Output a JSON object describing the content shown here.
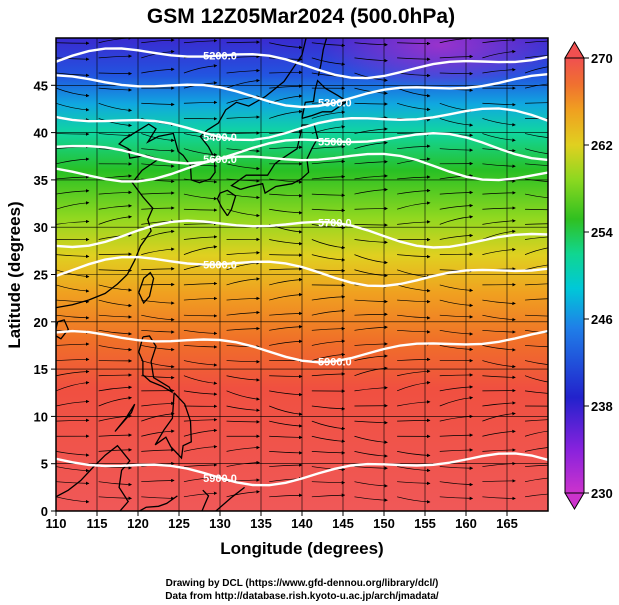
{
  "title": "GSM 12Z05Mar2024 (500.0hPa)",
  "xlabel": "Longitude (degrees)",
  "ylabel": "Latitude  (degrees)",
  "credits": [
    "Drawing by DCL (https://www.gfd-dennou.org/library/dcl/)",
    "Data from http://database.rish.kyoto-u.ac.jp/arch/jmadata/"
  ],
  "colors": {
    "land_coast": "#000000",
    "contour": "#ffffff",
    "streamline": "#000000"
  },
  "map": {
    "projection": "equirectangular",
    "lon_range": [
      110,
      170
    ],
    "lat_range": [
      0,
      50
    ],
    "x_ticks": [
      "110",
      "115",
      "120",
      "125",
      "130",
      "135",
      "140",
      "145",
      "150",
      "155",
      "160",
      "165"
    ],
    "y_ticks": [
      "0",
      "5",
      "10",
      "15",
      "20",
      "25",
      "30",
      "35",
      "40",
      "45"
    ],
    "grid": true
  },
  "colorbar": {
    "min": 230,
    "max": 270,
    "tick_labels": [
      "270",
      "262",
      "254",
      "246",
      "238",
      "230"
    ],
    "colors": [
      "#cc33cc",
      "#8822dd",
      "#2222cc",
      "#1f7fe8",
      "#00c8d8",
      "#10d690",
      "#30c020",
      "#8cd820",
      "#e0d020",
      "#f0a020",
      "#f07030",
      "#f05050"
    ]
  },
  "contours": [
    {
      "label": "5200.0",
      "lat": 47.5
    },
    {
      "label": "5300.0",
      "lat": 44.5
    },
    {
      "label": "5400.0",
      "lat": 41.0
    },
    {
      "label": "5500.0",
      "lat": 38.5
    },
    {
      "label": "5600.0",
      "lat": 36.5
    },
    {
      "label": "5700.0",
      "lat": 29.5
    },
    {
      "label": "5800.0",
      "lat": 25.5
    },
    {
      "label": "5900.0",
      "lat": 17.5
    },
    {
      "label": "5900.0",
      "lat": 4.5
    }
  ]
}
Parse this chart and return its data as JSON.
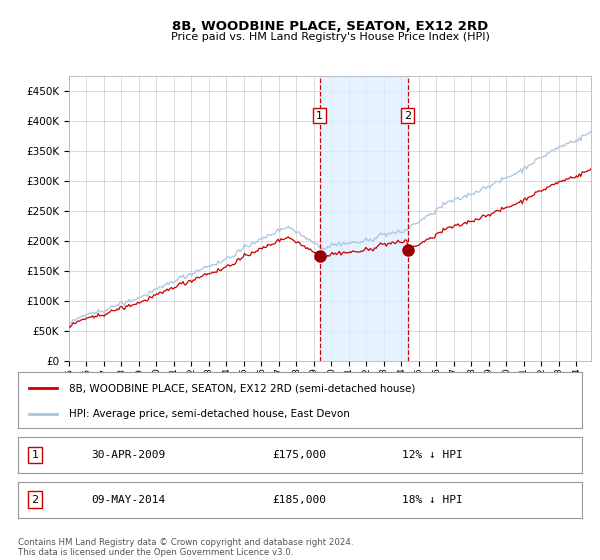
{
  "title": "8B, WOODBINE PLACE, SEATON, EX12 2RD",
  "subtitle": "Price paid vs. HM Land Registry's House Price Index (HPI)",
  "hpi_label": "HPI: Average price, semi-detached house, East Devon",
  "property_label": "8B, WOODBINE PLACE, SEATON, EX12 2RD (semi-detached house)",
  "purchase1_date": "30-APR-2009",
  "purchase1_price": 175000,
  "purchase1_pct": "12% ↓ HPI",
  "purchase2_date": "09-MAY-2014",
  "purchase2_price": 185000,
  "purchase2_pct": "18% ↓ HPI",
  "purchase1_year": 2009.33,
  "purchase2_year": 2014.36,
  "hpi_color": "#aac4e0",
  "property_color": "#cc0000",
  "dot_color": "#990000",
  "vline_color": "#cc0000",
  "shade_color": "#ddeeff",
  "grid_color": "#cccccc",
  "bg_color": "#ffffff",
  "ylim": [
    0,
    475000
  ],
  "xlim_start": 1995.0,
  "xlim_end": 2024.83,
  "footer": "Contains HM Land Registry data © Crown copyright and database right 2024.\nThis data is licensed under the Open Government Licence v3.0."
}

———

Show each line of the data that contains the string "JSON".

● Response to this task:
Output a JSON object describing the content shown here.
Parse this chart and return its data as JSON.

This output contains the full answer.